Problem to solve:
Pull every line with the word "name" out of the entries below.

Listing:
□ □ □ □

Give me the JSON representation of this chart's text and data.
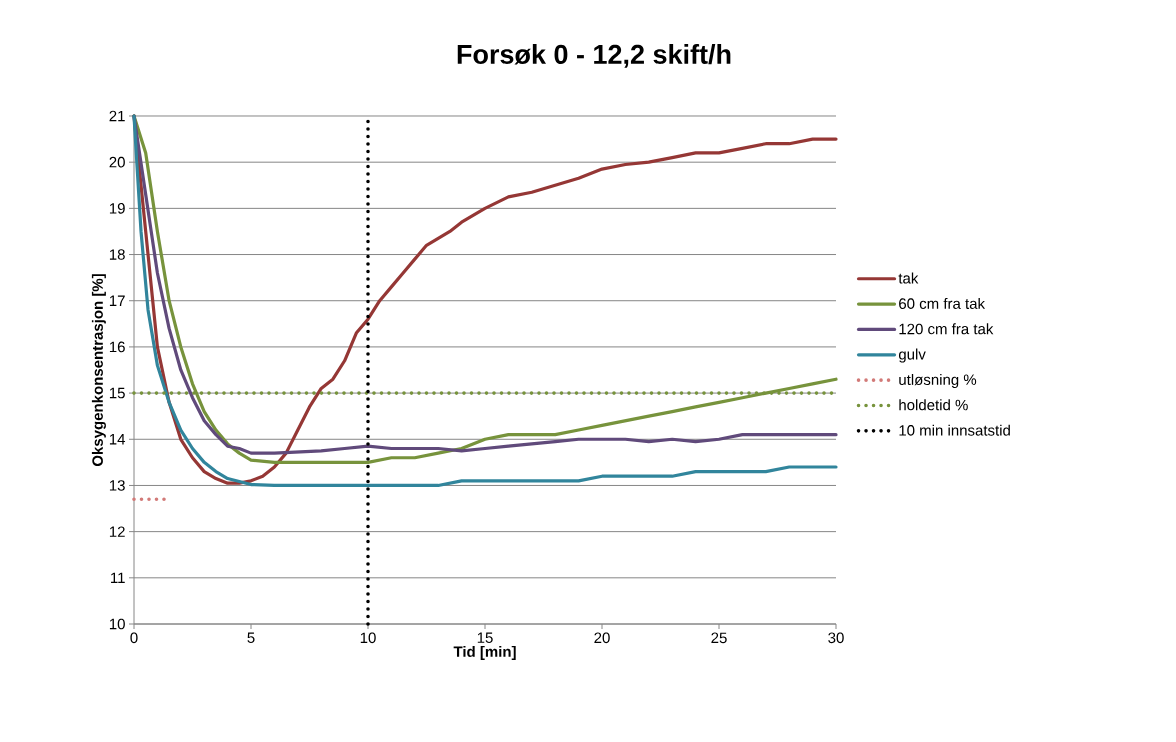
{
  "chart_data": {
    "type": "line",
    "title": "Forsøk  0 - 12,2 skift/h",
    "xlabel": "Tid [min]",
    "ylabel": "Oksygenkonsentrasjon [%]",
    "xlim": [
      0,
      30
    ],
    "ylim": [
      10,
      21
    ],
    "xticks": [
      0,
      5,
      10,
      15,
      20,
      25,
      30
    ],
    "yticks": [
      10,
      11,
      12,
      13,
      14,
      15,
      16,
      17,
      18,
      19,
      20,
      21
    ],
    "grid": "y",
    "legend": "right",
    "series": [
      {
        "name": "tak",
        "color": "#953735",
        "line_style": "solid",
        "x": [
          0,
          0.5,
          1,
          1.5,
          2,
          2.5,
          3,
          3.5,
          4,
          4.5,
          5,
          5.5,
          6,
          6.5,
          7,
          7.5,
          8,
          8.5,
          9,
          9.5,
          10,
          10.5,
          11,
          11.5,
          12,
          12.5,
          13,
          13.5,
          14,
          14.5,
          15,
          16,
          17,
          18,
          19,
          20,
          21,
          22,
          23,
          24,
          25,
          26,
          27,
          28,
          29,
          30
        ],
        "values": [
          21,
          18.5,
          16,
          14.8,
          14,
          13.6,
          13.3,
          13.15,
          13.05,
          13.05,
          13.1,
          13.2,
          13.4,
          13.7,
          14.2,
          14.7,
          15.1,
          15.3,
          15.7,
          16.3,
          16.6,
          17.0,
          17.3,
          17.6,
          17.9,
          18.2,
          18.35,
          18.5,
          18.7,
          18.85,
          19.0,
          19.25,
          19.35,
          19.5,
          19.65,
          19.85,
          19.95,
          20.0,
          20.1,
          20.2,
          20.2,
          20.3,
          20.4,
          20.4,
          20.5,
          20.5
        ]
      },
      {
        "name": "60 cm fra tak",
        "color": "#77933c",
        "line_style": "solid",
        "x": [
          0,
          0.5,
          1,
          1.5,
          2,
          2.5,
          3,
          3.5,
          4,
          4.5,
          5,
          6,
          8,
          10,
          11,
          12,
          13,
          14,
          15,
          16,
          18,
          19,
          20,
          21,
          22,
          23,
          24,
          25,
          26,
          27,
          28,
          29,
          30
        ],
        "values": [
          21,
          20.2,
          18.5,
          17.0,
          16.0,
          15.2,
          14.6,
          14.2,
          13.9,
          13.7,
          13.55,
          13.5,
          13.5,
          13.5,
          13.6,
          13.6,
          13.7,
          13.8,
          14.0,
          14.1,
          14.1,
          14.2,
          14.3,
          14.4,
          14.5,
          14.6,
          14.7,
          14.8,
          14.9,
          15.0,
          15.1,
          15.2,
          15.3
        ]
      },
      {
        "name": "120 cm fra tak",
        "color": "#604a7b",
        "line_style": "solid",
        "x": [
          0,
          0.5,
          1,
          1.5,
          2,
          2.5,
          3,
          3.5,
          4,
          4.5,
          5,
          6,
          8,
          9,
          10,
          11,
          13,
          14,
          15,
          16,
          17,
          18,
          19,
          21,
          22,
          23,
          24,
          25,
          26,
          30
        ],
        "values": [
          21,
          19.3,
          17.6,
          16.4,
          15.5,
          14.9,
          14.4,
          14.1,
          13.85,
          13.8,
          13.7,
          13.7,
          13.75,
          13.8,
          13.85,
          13.8,
          13.8,
          13.75,
          13.8,
          13.85,
          13.9,
          13.95,
          14.0,
          14.0,
          13.95,
          14.0,
          13.95,
          14.0,
          14.1,
          14.1
        ]
      },
      {
        "name": "gulv",
        "color": "#31859c",
        "line_style": "solid",
        "x": [
          0,
          0.3,
          0.6,
          1,
          1.5,
          2,
          2.5,
          3,
          3.5,
          4,
          5,
          6,
          13,
          14,
          19,
          20,
          23,
          24,
          27,
          28,
          30
        ],
        "values": [
          21,
          18.5,
          16.8,
          15.6,
          14.8,
          14.2,
          13.8,
          13.5,
          13.3,
          13.15,
          13.02,
          13.0,
          13.0,
          13.1,
          13.1,
          13.2,
          13.2,
          13.3,
          13.3,
          13.4,
          13.4
        ]
      },
      {
        "name": "utløsning %",
        "color": "#d27a78",
        "line_style": "dotted",
        "x": [
          0,
          1.4
        ],
        "values": [
          12.7,
          12.7
        ]
      },
      {
        "name": "holdetid %",
        "color": "#77933c",
        "line_style": "dotted",
        "x": [
          0,
          30
        ],
        "values": [
          15,
          15
        ]
      },
      {
        "name": "10 min innsatstid",
        "color": "#000000",
        "line_style": "dotted",
        "x": [
          10,
          10
        ],
        "values": [
          10,
          21
        ]
      }
    ]
  }
}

□ □ □ □

Solution to the problem:
        "name": "tak",
        "name": "60 cm fra tak",
        "name": "120 cm fra tak",
        "name": "gulv",
        "name": "utløsning %",
        "name": "holdetid %",
        "name": "10 min innsatstid",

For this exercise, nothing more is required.